Quote the listing below in its entirety, omitting every image.

(Chart and figure data)
┌──

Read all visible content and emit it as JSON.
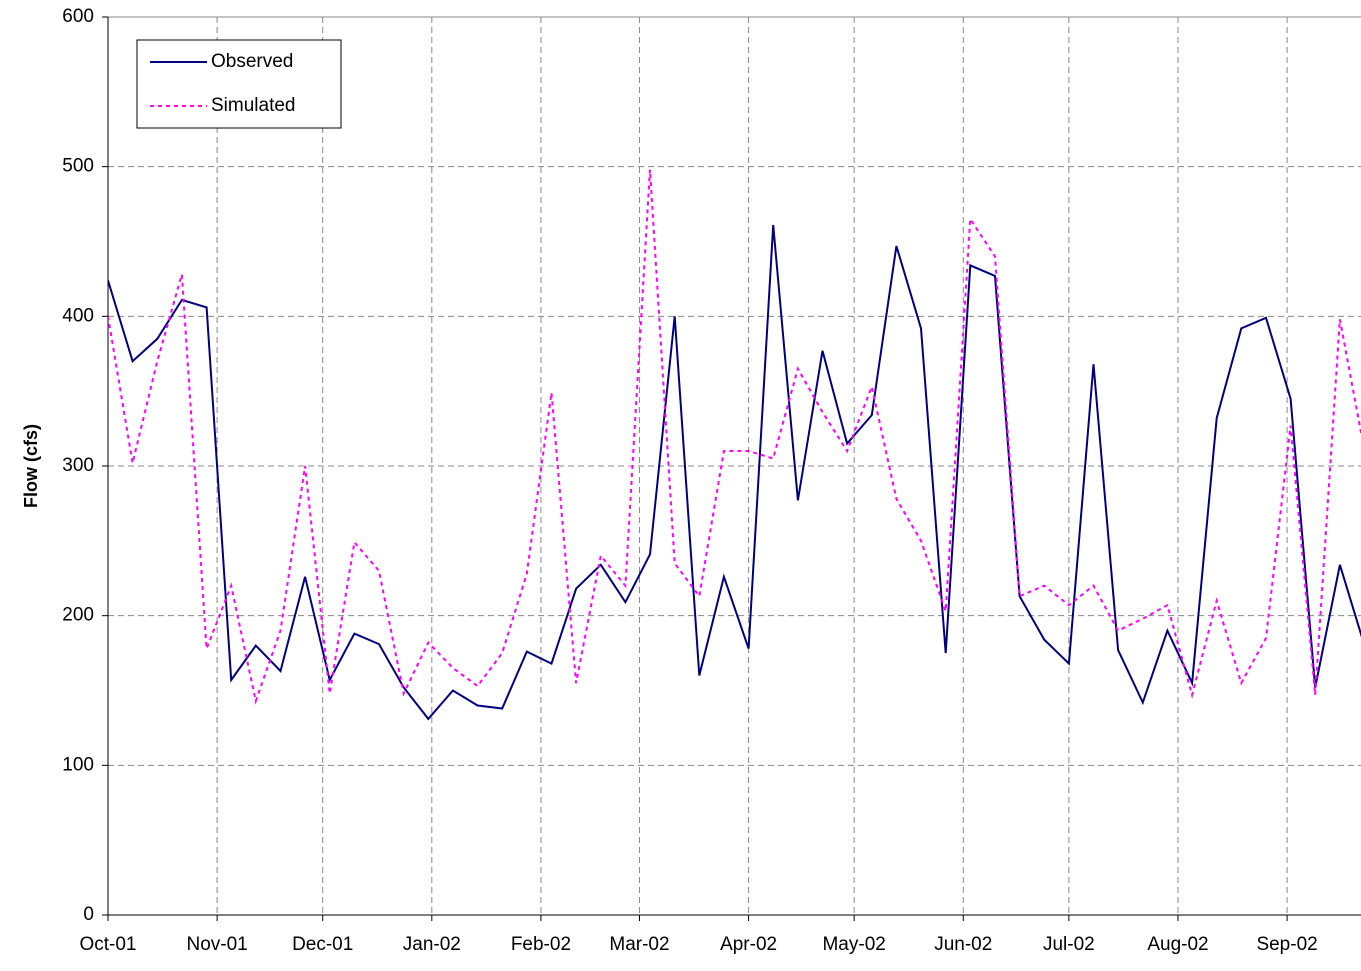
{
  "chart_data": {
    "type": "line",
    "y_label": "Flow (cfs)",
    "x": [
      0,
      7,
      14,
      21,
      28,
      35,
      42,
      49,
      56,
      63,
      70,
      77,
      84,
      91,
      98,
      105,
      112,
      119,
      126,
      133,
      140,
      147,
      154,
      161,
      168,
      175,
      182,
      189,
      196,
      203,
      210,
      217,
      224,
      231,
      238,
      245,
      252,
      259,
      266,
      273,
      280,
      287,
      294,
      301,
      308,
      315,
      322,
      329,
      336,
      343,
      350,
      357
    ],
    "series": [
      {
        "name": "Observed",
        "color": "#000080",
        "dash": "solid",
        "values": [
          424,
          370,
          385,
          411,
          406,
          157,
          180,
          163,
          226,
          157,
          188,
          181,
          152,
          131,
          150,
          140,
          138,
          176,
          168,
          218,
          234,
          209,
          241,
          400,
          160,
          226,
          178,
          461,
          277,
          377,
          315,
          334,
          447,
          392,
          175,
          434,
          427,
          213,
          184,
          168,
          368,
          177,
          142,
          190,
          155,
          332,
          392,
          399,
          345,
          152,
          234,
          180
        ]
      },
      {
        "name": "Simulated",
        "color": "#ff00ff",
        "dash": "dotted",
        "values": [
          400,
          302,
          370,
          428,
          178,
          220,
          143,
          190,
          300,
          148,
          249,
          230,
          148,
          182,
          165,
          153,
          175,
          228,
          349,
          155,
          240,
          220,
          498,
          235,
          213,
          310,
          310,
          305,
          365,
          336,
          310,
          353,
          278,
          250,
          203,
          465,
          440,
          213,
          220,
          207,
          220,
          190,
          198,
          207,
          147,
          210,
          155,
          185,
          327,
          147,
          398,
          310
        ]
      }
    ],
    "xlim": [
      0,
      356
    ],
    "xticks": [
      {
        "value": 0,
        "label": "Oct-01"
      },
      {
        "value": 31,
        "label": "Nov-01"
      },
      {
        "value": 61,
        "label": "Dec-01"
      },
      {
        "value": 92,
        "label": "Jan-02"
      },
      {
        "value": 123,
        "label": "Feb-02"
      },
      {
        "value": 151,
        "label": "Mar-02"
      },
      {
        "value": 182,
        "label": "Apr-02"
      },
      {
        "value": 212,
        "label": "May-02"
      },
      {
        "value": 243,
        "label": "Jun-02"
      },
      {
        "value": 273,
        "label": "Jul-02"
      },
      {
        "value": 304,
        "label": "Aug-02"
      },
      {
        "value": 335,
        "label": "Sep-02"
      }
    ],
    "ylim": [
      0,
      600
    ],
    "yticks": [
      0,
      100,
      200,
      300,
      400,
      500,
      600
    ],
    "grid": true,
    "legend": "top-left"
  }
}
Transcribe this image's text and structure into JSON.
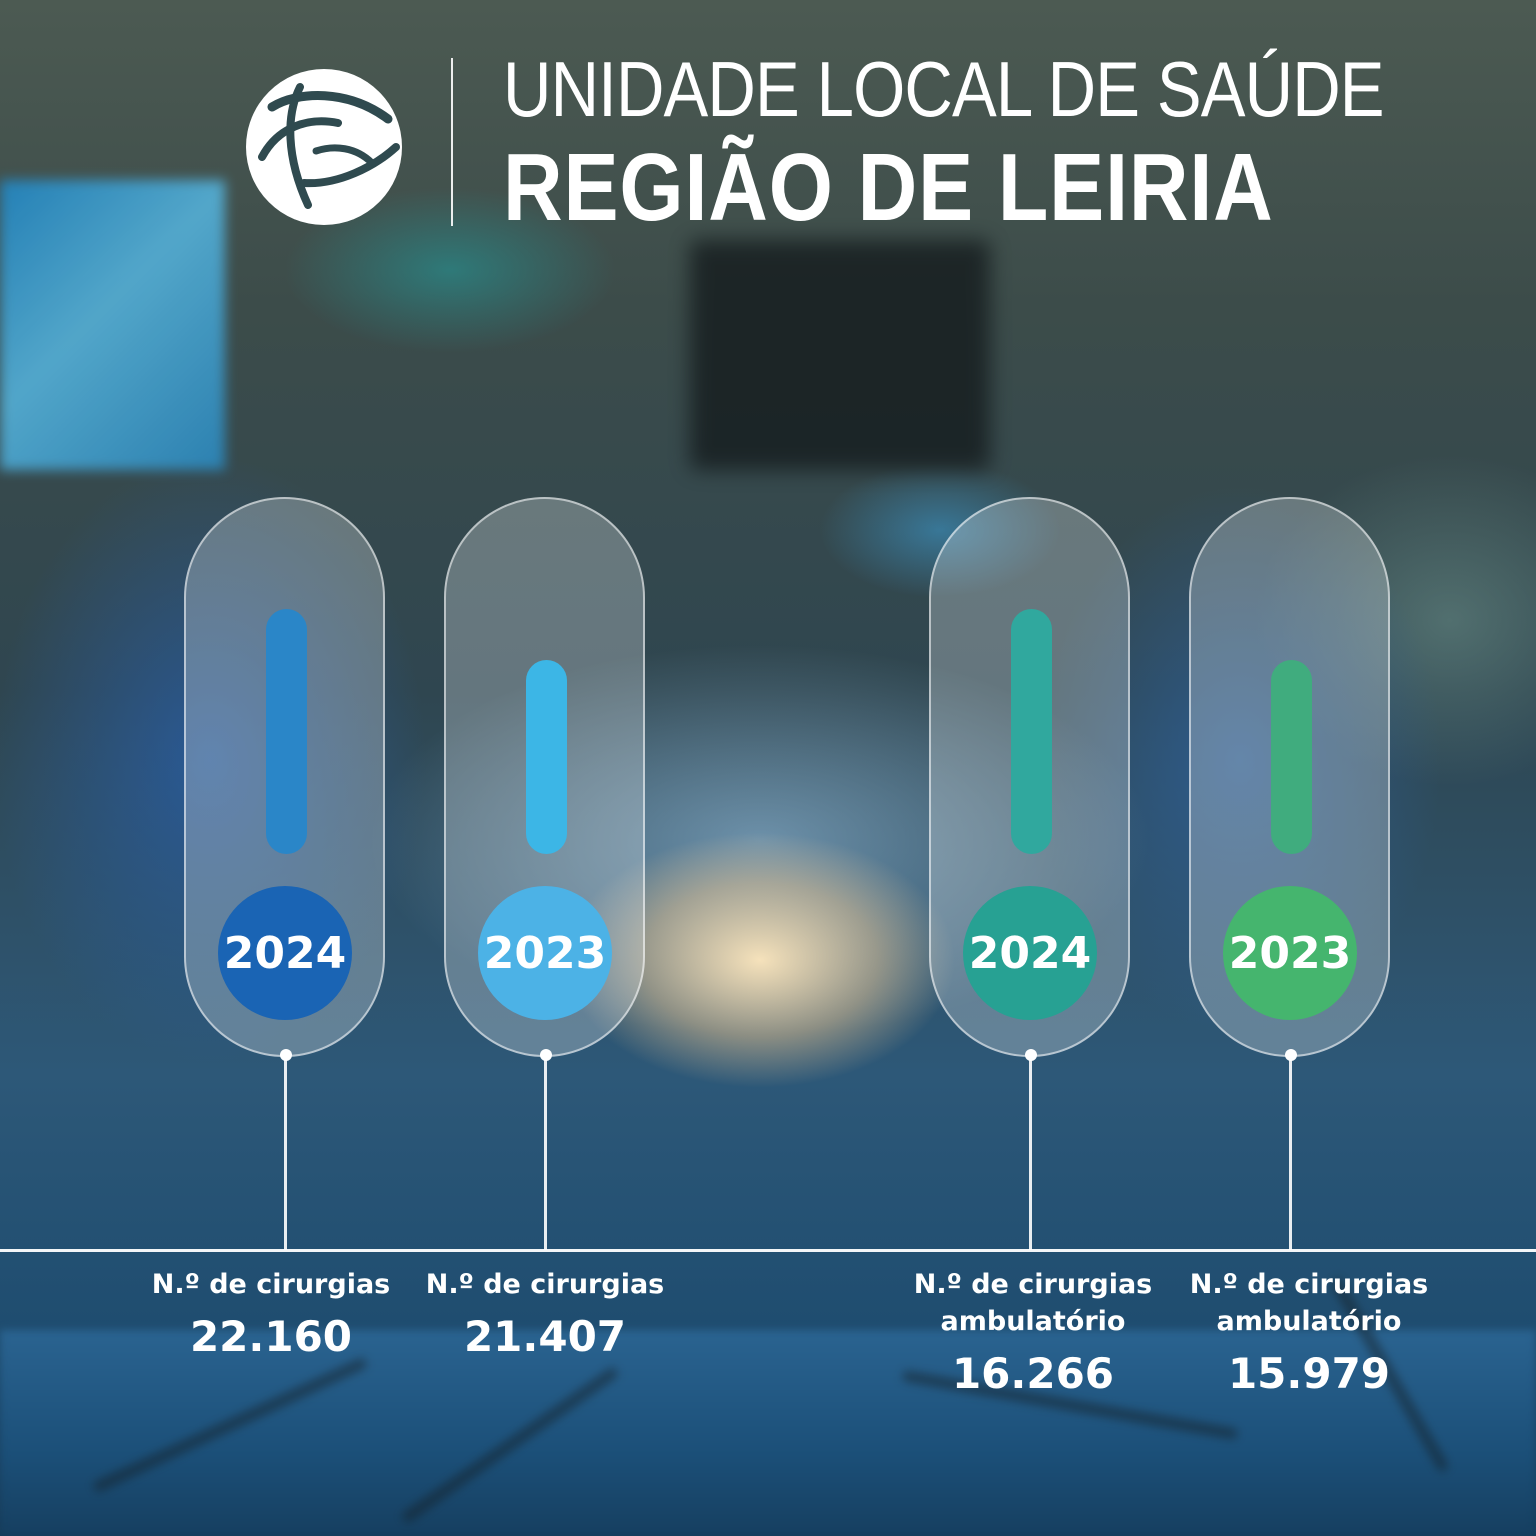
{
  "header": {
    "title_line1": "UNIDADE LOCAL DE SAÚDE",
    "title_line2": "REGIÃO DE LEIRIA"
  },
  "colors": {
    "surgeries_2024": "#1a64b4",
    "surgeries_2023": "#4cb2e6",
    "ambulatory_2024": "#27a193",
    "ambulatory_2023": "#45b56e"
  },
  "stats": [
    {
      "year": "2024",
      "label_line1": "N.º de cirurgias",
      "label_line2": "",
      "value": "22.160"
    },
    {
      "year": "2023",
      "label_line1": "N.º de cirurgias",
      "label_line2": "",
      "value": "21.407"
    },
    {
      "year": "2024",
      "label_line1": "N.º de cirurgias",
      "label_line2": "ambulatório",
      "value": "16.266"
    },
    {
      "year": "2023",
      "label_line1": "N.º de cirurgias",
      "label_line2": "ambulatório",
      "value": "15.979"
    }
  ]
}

└──

[Complete response]
Read all visible content and emit it as JSON.
{
  "chart_data": {
    "type": "line",
    "y_label": "Flow (cfs)",
    "x": [
      0,
      7,
      14,
      21,
      28,
      35,
      42,
      49,
      56,
      63,
      70,
      77,
      84,
      91,
      98,
      105,
      112,
      119,
      126,
      133,
      140,
      147,
      154,
      161,
      168,
      175,
      182,
      189,
      196,
      203,
      210,
      217,
      224,
      231,
      238,
      245,
      252,
      259,
      266,
      273,
      280,
      287,
      294,
      301,
      308,
      315,
      322,
      329,
      336,
      343,
      350,
      357
    ],
    "series": [
      {
        "name": "Observed",
        "color": "#000080",
        "dash": "solid",
        "values": [
          424,
          370,
          385,
          411,
          406,
          157,
          180,
          163,
          226,
          157,
          188,
          181,
          152,
          131,
          150,
          140,
          138,
          176,
          168,
          218,
          234,
          209,
          241,
          400,
          160,
          226,
          178,
          461,
          277,
          377,
          315,
          334,
          447,
          392,
          175,
          434,
          427,
          213,
          184,
          168,
          368,
          177,
          142,
          190,
          155,
          332,
          392,
          399,
          345,
          152,
          234,
          180
        ]
      },
      {
        "name": "Simulated",
        "color": "#ff00ff",
        "dash": "dotted",
        "values": [
          400,
          302,
          370,
          428,
          178,
          220,
          143,
          190,
          300,
          148,
          249,
          230,
          148,
          182,
          165,
          153,
          175,
          228,
          349,
          155,
          240,
          220,
          498,
          235,
          213,
          310,
          310,
          305,
          365,
          336,
          310,
          353,
          278,
          250,
          203,
          465,
          440,
          213,
          220,
          207,
          220,
          190,
          198,
          207,
          147,
          210,
          155,
          185,
          327,
          147,
          398,
          310
        ]
      }
    ],
    "xlim": [
      0,
      356
    ],
    "xticks": [
      {
        "value": 0,
        "label": "Oct-01"
      },
      {
        "value": 31,
        "label": "Nov-01"
      },
      {
        "value": 61,
        "label": "Dec-01"
      },
      {
        "value": 92,
        "label": "Jan-02"
      },
      {
        "value": 123,
        "label": "Feb-02"
      },
      {
        "value": 151,
        "label": "Mar-02"
      },
      {
        "value": 182,
        "label": "Apr-02"
      },
      {
        "value": 212,
        "label": "May-02"
      },
      {
        "value": 243,
        "label": "Jun-02"
      },
      {
        "value": 273,
        "label": "Jul-02"
      },
      {
        "value": 304,
        "label": "Aug-02"
      },
      {
        "value": 335,
        "label": "Sep-02"
      }
    ],
    "ylim": [
      0,
      600
    ],
    "yticks": [
      0,
      100,
      200,
      300,
      400,
      500,
      600
    ],
    "grid": true,
    "legend": "top-left"
  }
}
Transcribe this image's text and structure into JSON.
{
  "header": {
    "title_line1": "UNIDADE LOCAL DE SAÚDE",
    "title_line2": "REGIÃO DE LEIRIA"
  },
  "colors": {
    "surgeries_2024": "#1a64b4",
    "surgeries_2023": "#4cb2e6",
    "ambulatory_2024": "#27a193",
    "ambulatory_2023": "#45b56e"
  },
  "stats": [
    {
      "year": "2024",
      "label_line1": "N.º de cirurgias",
      "label_line2": "",
      "value": "22.160"
    },
    {
      "year": "2023",
      "label_line1": "N.º de cirurgias",
      "label_line2": "",
      "value": "21.407"
    },
    {
      "year": "2024",
      "label_line1": "N.º de cirurgias",
      "label_line2": "ambulatório",
      "value": "16.266"
    },
    {
      "year": "2023",
      "label_line1": "N.º de cirurgias",
      "label_line2": "ambulatório",
      "value": "15.979"
    }
  ]
}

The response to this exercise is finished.